> GOAL OF THE EXERCISE: Locate and copy all lines bearing the word "structured".

** Start EXERCISE INPUTS **

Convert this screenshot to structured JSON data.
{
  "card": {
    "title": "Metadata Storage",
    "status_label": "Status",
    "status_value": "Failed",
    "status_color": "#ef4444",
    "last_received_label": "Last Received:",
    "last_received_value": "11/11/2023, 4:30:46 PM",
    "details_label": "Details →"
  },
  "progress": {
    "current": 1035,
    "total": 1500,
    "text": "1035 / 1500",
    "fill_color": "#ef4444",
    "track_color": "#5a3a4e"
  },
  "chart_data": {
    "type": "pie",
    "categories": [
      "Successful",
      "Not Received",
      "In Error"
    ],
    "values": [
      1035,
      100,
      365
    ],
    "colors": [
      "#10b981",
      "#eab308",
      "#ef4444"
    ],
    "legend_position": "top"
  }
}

** End EXERCISE INPUTS **
** Start EXERCISE INPUTS **

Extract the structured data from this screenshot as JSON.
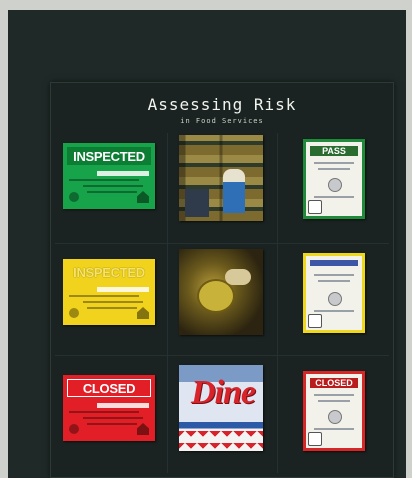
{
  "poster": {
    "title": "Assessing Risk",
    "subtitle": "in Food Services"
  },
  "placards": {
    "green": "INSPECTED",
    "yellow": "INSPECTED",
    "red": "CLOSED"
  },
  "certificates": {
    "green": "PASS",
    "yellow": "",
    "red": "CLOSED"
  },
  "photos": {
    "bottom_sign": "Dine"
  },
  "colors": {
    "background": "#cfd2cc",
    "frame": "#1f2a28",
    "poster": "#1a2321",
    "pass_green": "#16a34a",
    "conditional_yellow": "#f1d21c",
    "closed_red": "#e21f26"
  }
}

** End EXERCISE INPUTS **

> RESPONSE TO THIS EXERCISE:
Convert this screenshot to structured JSON data.
Extract the structured data from this screenshot as JSON.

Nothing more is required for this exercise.